● Short task
Each line below must be set down exactly; omit any image you find.

● Data provided
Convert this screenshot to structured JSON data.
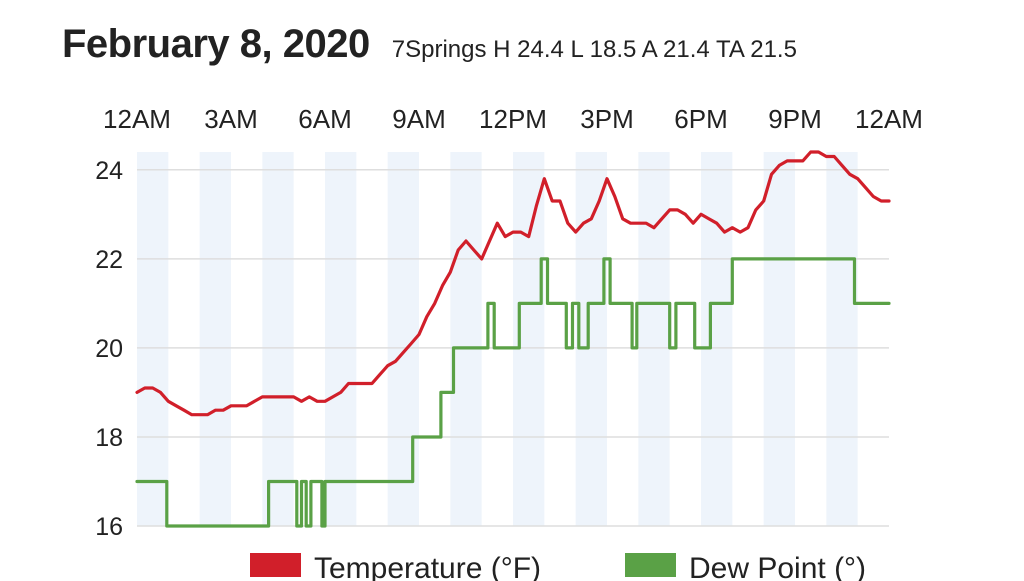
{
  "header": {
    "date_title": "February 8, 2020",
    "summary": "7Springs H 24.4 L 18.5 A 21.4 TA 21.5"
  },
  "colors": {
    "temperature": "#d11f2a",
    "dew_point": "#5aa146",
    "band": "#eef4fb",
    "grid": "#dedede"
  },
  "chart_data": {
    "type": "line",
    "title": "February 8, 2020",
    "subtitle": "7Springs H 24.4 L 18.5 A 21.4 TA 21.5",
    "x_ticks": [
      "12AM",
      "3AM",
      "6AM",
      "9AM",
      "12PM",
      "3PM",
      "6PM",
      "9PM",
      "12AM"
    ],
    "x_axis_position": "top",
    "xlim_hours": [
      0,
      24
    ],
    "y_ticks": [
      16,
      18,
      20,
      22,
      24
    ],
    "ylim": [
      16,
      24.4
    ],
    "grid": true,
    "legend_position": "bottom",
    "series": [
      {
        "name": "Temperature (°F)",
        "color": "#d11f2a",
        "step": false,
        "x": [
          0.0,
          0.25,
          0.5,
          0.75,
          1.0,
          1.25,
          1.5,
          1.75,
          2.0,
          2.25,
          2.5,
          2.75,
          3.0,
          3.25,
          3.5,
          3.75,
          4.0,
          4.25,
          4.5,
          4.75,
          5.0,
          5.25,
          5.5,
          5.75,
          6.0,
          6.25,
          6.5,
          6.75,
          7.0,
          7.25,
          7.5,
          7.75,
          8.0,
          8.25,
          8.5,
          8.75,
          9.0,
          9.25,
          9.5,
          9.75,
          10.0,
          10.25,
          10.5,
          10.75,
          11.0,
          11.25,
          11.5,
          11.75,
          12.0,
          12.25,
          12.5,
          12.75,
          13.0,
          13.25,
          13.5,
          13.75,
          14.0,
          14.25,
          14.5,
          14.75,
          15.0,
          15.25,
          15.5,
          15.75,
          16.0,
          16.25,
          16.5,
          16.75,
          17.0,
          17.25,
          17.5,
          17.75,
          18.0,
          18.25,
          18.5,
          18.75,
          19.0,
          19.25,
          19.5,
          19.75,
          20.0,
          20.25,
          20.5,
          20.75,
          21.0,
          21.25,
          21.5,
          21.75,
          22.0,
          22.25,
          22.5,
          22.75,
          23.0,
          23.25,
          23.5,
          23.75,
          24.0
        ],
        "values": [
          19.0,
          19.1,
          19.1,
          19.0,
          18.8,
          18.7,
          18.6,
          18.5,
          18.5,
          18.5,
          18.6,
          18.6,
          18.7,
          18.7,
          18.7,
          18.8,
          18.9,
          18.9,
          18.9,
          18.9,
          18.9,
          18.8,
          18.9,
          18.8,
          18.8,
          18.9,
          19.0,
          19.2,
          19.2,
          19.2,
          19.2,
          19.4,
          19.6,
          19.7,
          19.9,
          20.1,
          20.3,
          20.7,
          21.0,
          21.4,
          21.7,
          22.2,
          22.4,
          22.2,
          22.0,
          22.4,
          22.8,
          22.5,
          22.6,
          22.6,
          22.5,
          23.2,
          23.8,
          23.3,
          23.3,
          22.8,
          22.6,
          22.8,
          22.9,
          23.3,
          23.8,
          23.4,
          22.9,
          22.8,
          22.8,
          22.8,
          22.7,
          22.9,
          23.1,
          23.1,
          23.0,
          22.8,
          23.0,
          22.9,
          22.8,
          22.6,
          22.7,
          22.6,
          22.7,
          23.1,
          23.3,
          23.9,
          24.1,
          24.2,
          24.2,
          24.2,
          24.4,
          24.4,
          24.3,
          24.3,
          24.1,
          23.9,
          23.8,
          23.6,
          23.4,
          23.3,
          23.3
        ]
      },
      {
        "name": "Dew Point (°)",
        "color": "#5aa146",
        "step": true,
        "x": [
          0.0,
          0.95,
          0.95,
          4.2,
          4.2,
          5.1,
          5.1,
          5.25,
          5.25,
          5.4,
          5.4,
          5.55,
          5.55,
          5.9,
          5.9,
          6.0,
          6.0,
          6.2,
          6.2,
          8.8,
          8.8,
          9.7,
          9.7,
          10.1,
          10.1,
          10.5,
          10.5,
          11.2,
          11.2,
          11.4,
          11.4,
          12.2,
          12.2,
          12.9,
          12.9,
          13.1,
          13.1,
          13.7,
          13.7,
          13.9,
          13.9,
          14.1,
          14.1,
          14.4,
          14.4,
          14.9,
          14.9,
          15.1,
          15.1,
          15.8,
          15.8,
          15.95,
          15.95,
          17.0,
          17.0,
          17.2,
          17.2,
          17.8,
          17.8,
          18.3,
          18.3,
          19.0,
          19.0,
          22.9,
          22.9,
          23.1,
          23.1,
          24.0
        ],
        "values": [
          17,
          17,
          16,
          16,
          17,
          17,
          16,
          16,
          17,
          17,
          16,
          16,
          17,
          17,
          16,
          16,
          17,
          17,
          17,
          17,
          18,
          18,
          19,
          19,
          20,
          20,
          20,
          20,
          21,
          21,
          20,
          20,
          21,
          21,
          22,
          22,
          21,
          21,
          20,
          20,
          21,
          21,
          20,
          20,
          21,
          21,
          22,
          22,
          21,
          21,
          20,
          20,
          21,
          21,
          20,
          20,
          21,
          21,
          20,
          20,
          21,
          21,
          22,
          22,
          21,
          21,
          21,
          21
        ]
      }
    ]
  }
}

● Correct output
Convert this screenshot to structured JSON data.
{
  "header": {
    "date_title": "February 8, 2020",
    "summary": "7Springs H 24.4 L 18.5 A 21.4 TA 21.5"
  },
  "colors": {
    "temperature": "#d11f2a",
    "dew_point": "#5aa146",
    "band": "#eef4fb",
    "grid": "#dedede"
  },
  "chart_data": {
    "type": "line",
    "title": "February 8, 2020",
    "subtitle": "7Springs H 24.4 L 18.5 A 21.4 TA 21.5",
    "x_ticks": [
      "12AM",
      "3AM",
      "6AM",
      "9AM",
      "12PM",
      "3PM",
      "6PM",
      "9PM",
      "12AM"
    ],
    "x_axis_position": "top",
    "xlim_hours": [
      0,
      24
    ],
    "y_ticks": [
      16,
      18,
      20,
      22,
      24
    ],
    "ylim": [
      16,
      24.4
    ],
    "grid": true,
    "legend_position": "bottom",
    "series": [
      {
        "name": "Temperature (°F)",
        "color": "#d11f2a",
        "step": false,
        "x": [
          0.0,
          0.25,
          0.5,
          0.75,
          1.0,
          1.25,
          1.5,
          1.75,
          2.0,
          2.25,
          2.5,
          2.75,
          3.0,
          3.25,
          3.5,
          3.75,
          4.0,
          4.25,
          4.5,
          4.75,
          5.0,
          5.25,
          5.5,
          5.75,
          6.0,
          6.25,
          6.5,
          6.75,
          7.0,
          7.25,
          7.5,
          7.75,
          8.0,
          8.25,
          8.5,
          8.75,
          9.0,
          9.25,
          9.5,
          9.75,
          10.0,
          10.25,
          10.5,
          10.75,
          11.0,
          11.25,
          11.5,
          11.75,
          12.0,
          12.25,
          12.5,
          12.75,
          13.0,
          13.25,
          13.5,
          13.75,
          14.0,
          14.25,
          14.5,
          14.75,
          15.0,
          15.25,
          15.5,
          15.75,
          16.0,
          16.25,
          16.5,
          16.75,
          17.0,
          17.25,
          17.5,
          17.75,
          18.0,
          18.25,
          18.5,
          18.75,
          19.0,
          19.25,
          19.5,
          19.75,
          20.0,
          20.25,
          20.5,
          20.75,
          21.0,
          21.25,
          21.5,
          21.75,
          22.0,
          22.25,
          22.5,
          22.75,
          23.0,
          23.25,
          23.5,
          23.75,
          24.0
        ],
        "values": [
          19.0,
          19.1,
          19.1,
          19.0,
          18.8,
          18.7,
          18.6,
          18.5,
          18.5,
          18.5,
          18.6,
          18.6,
          18.7,
          18.7,
          18.7,
          18.8,
          18.9,
          18.9,
          18.9,
          18.9,
          18.9,
          18.8,
          18.9,
          18.8,
          18.8,
          18.9,
          19.0,
          19.2,
          19.2,
          19.2,
          19.2,
          19.4,
          19.6,
          19.7,
          19.9,
          20.1,
          20.3,
          20.7,
          21.0,
          21.4,
          21.7,
          22.2,
          22.4,
          22.2,
          22.0,
          22.4,
          22.8,
          22.5,
          22.6,
          22.6,
          22.5,
          23.2,
          23.8,
          23.3,
          23.3,
          22.8,
          22.6,
          22.8,
          22.9,
          23.3,
          23.8,
          23.4,
          22.9,
          22.8,
          22.8,
          22.8,
          22.7,
          22.9,
          23.1,
          23.1,
          23.0,
          22.8,
          23.0,
          22.9,
          22.8,
          22.6,
          22.7,
          22.6,
          22.7,
          23.1,
          23.3,
          23.9,
          24.1,
          24.2,
          24.2,
          24.2,
          24.4,
          24.4,
          24.3,
          24.3,
          24.1,
          23.9,
          23.8,
          23.6,
          23.4,
          23.3,
          23.3
        ]
      },
      {
        "name": "Dew Point (°)",
        "color": "#5aa146",
        "step": true,
        "x": [
          0.0,
          0.95,
          0.95,
          4.2,
          4.2,
          5.1,
          5.1,
          5.25,
          5.25,
          5.4,
          5.4,
          5.55,
          5.55,
          5.9,
          5.9,
          6.0,
          6.0,
          6.2,
          6.2,
          8.8,
          8.8,
          9.7,
          9.7,
          10.1,
          10.1,
          10.5,
          10.5,
          11.2,
          11.2,
          11.4,
          11.4,
          12.2,
          12.2,
          12.9,
          12.9,
          13.1,
          13.1,
          13.7,
          13.7,
          13.9,
          13.9,
          14.1,
          14.1,
          14.4,
          14.4,
          14.9,
          14.9,
          15.1,
          15.1,
          15.8,
          15.8,
          15.95,
          15.95,
          17.0,
          17.0,
          17.2,
          17.2,
          17.8,
          17.8,
          18.3,
          18.3,
          19.0,
          19.0,
          22.9,
          22.9,
          23.1,
          23.1,
          24.0
        ],
        "values": [
          17,
          17,
          16,
          16,
          17,
          17,
          16,
          16,
          17,
          17,
          16,
          16,
          17,
          17,
          16,
          16,
          17,
          17,
          17,
          17,
          18,
          18,
          19,
          19,
          20,
          20,
          20,
          20,
          21,
          21,
          20,
          20,
          21,
          21,
          22,
          22,
          21,
          21,
          20,
          20,
          21,
          21,
          20,
          20,
          21,
          21,
          22,
          22,
          21,
          21,
          20,
          20,
          21,
          21,
          20,
          20,
          21,
          21,
          20,
          20,
          21,
          21,
          22,
          22,
          21,
          21,
          21,
          21
        ]
      }
    ]
  }
}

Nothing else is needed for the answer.